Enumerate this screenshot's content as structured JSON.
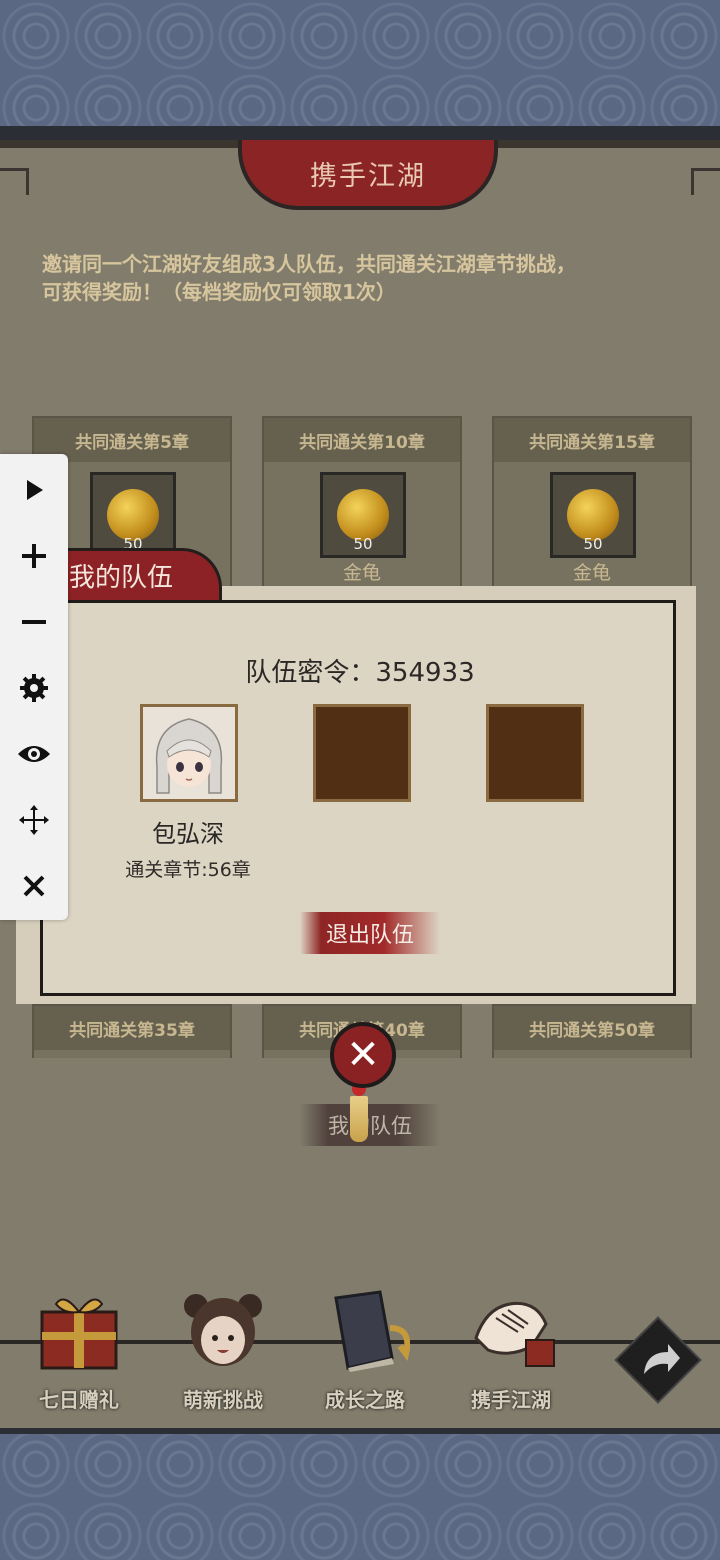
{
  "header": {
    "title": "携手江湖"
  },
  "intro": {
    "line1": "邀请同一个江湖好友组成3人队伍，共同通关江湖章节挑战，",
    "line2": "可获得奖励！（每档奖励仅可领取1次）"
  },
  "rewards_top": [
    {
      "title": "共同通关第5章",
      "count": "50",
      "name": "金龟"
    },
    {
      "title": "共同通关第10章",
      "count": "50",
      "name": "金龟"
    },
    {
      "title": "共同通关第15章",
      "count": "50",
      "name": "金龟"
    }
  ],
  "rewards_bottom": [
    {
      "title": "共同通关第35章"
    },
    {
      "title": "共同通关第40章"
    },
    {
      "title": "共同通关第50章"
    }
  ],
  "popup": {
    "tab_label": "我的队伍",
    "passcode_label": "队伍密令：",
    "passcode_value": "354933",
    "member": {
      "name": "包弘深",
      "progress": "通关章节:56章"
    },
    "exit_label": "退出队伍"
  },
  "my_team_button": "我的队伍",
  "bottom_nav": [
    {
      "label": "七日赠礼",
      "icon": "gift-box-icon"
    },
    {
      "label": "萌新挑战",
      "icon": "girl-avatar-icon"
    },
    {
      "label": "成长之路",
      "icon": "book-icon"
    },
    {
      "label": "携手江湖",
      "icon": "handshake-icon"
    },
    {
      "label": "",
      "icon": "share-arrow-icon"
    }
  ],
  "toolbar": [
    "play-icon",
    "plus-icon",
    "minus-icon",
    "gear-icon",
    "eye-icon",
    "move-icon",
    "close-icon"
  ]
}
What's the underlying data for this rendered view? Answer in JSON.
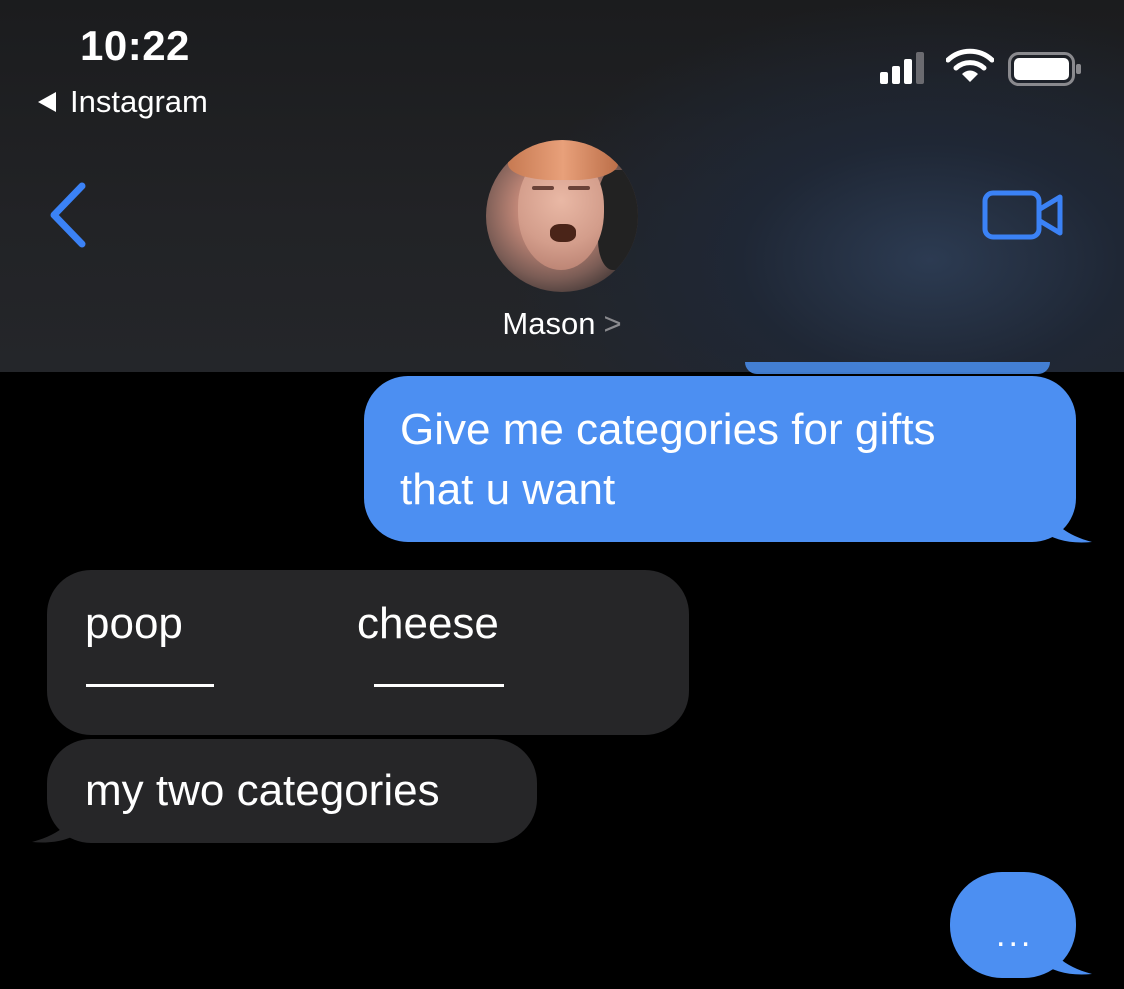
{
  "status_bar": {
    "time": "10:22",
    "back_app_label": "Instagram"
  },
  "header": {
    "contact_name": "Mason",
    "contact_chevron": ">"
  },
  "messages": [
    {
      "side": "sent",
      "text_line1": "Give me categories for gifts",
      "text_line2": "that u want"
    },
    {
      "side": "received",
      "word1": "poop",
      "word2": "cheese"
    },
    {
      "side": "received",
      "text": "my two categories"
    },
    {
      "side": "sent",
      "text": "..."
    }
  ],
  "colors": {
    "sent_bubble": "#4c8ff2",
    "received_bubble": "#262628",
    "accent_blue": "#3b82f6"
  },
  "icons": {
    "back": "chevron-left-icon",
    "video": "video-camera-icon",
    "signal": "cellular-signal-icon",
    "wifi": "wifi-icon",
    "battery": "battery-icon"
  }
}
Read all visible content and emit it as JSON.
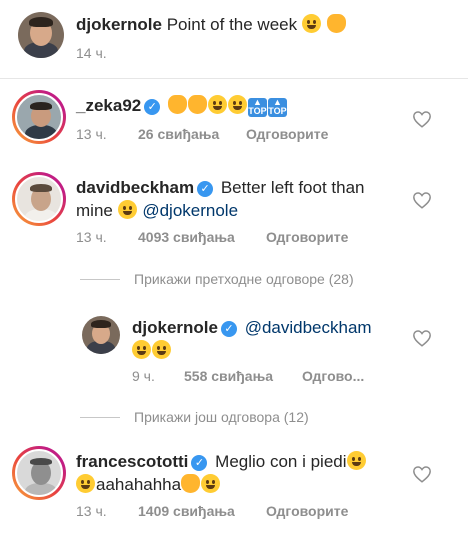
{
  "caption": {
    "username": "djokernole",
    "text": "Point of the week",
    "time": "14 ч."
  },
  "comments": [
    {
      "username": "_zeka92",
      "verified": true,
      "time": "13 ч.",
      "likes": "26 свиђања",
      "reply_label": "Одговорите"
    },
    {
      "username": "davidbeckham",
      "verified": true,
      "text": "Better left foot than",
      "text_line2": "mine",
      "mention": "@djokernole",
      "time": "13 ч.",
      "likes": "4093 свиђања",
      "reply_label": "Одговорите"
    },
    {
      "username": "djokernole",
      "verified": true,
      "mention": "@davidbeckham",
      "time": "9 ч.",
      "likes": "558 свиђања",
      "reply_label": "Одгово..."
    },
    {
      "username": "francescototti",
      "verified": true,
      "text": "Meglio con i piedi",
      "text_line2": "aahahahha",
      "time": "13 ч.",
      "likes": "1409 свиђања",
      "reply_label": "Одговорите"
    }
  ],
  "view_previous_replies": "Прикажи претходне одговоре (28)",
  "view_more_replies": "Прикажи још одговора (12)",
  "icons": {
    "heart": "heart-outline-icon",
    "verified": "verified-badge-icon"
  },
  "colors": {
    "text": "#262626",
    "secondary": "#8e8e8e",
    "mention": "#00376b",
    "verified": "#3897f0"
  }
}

==============================

Reproduce the full material exactly, excluding the pictures.

Answer for this exercise:
Enumerate this screenshot's content as structured JSON.
{
  "header": {
    "title": "携手江湖"
  },
  "intro": {
    "line1": "邀请同一个江湖好友组成3人队伍，共同通关江湖章节挑战，",
    "line2": "可获得奖励！（每档奖励仅可领取1次）"
  },
  "rewards_top": [
    {
      "title": "共同通关第5章",
      "count": "50",
      "name": "金龟"
    },
    {
      "title": "共同通关第10章",
      "count": "50",
      "name": "金龟"
    },
    {
      "title": "共同通关第15章",
      "count": "50",
      "name": "金龟"
    }
  ],
  "rewards_bottom": [
    {
      "title": "共同通关第35章"
    },
    {
      "title": "共同通关第40章"
    },
    {
      "title": "共同通关第50章"
    }
  ],
  "popup": {
    "tab_label": "我的队伍",
    "passcode_label": "队伍密令：",
    "passcode_value": "354933",
    "member": {
      "name": "包弘深",
      "progress": "通关章节:56章"
    },
    "exit_label": "退出队伍"
  },
  "my_team_button": "我的队伍",
  "bottom_nav": [
    {
      "label": "七日赠礼",
      "icon": "gift-box-icon"
    },
    {
      "label": "萌新挑战",
      "icon": "girl-avatar-icon"
    },
    {
      "label": "成长之路",
      "icon": "book-icon"
    },
    {
      "label": "携手江湖",
      "icon": "handshake-icon"
    },
    {
      "label": "",
      "icon": "share-arrow-icon"
    }
  ],
  "toolbar": [
    "play-icon",
    "plus-icon",
    "minus-icon",
    "gear-icon",
    "eye-icon",
    "move-icon",
    "close-icon"
  ]
}
What's the underlying data for this rendered view? Answer in JSON.
{
  "status_bar": {
    "time": "10:22",
    "back_app_label": "Instagram"
  },
  "header": {
    "contact_name": "Mason",
    "contact_chevron": ">"
  },
  "messages": [
    {
      "side": "sent",
      "text_line1": "Give me categories for gifts",
      "text_line2": "that u want"
    },
    {
      "side": "received",
      "word1": "poop",
      "word2": "cheese"
    },
    {
      "side": "received",
      "text": "my two categories"
    },
    {
      "side": "sent",
      "text": "..."
    }
  ],
  "colors": {
    "sent_bubble": "#4c8ff2",
    "received_bubble": "#262628",
    "accent_blue": "#3b82f6"
  },
  "icons": {
    "back": "chevron-left-icon",
    "video": "video-camera-icon",
    "signal": "cellular-signal-icon",
    "wifi": "wifi-icon",
    "battery": "battery-icon"
  }
}
Read all visible content and emit it as JSON.
{
  "caption": {
    "username": "djokernole",
    "text": "Point of the week",
    "time": "14 ч."
  },
  "comments": [
    {
      "username": "_zeka92",
      "verified": true,
      "time": "13 ч.",
      "likes": "26 свиђања",
      "reply_label": "Одговорите"
    },
    {
      "username": "davidbeckham",
      "verified": true,
      "text": "Better left foot than",
      "text_line2": "mine",
      "mention": "@djokernole",
      "time": "13 ч.",
      "likes": "4093 свиђања",
      "reply_label": "Одговорите"
    },
    {
      "username": "djokernole",
      "verified": true,
      "mention": "@davidbeckham",
      "time": "9 ч.",
      "likes": "558 свиђања",
      "reply_label": "Одгово..."
    },
    {
      "username": "francescototti",
      "verified": true,
      "text": "Meglio con i piedi",
      "text_line2": "aahahahha",
      "time": "13 ч.",
      "likes": "1409 свиђања",
      "reply_label": "Одговорите"
    }
  ],
  "view_previous_replies": "Прикажи претходне одговоре (28)",
  "view_more_replies": "Прикажи још одговора (12)",
  "icons": {
    "heart": "heart-outline-icon",
    "verified": "verified-badge-icon"
  },
  "colors": {
    "text": "#262626",
    "secondary": "#8e8e8e",
    "mention": "#00376b",
    "verified": "#3897f0"
  }
}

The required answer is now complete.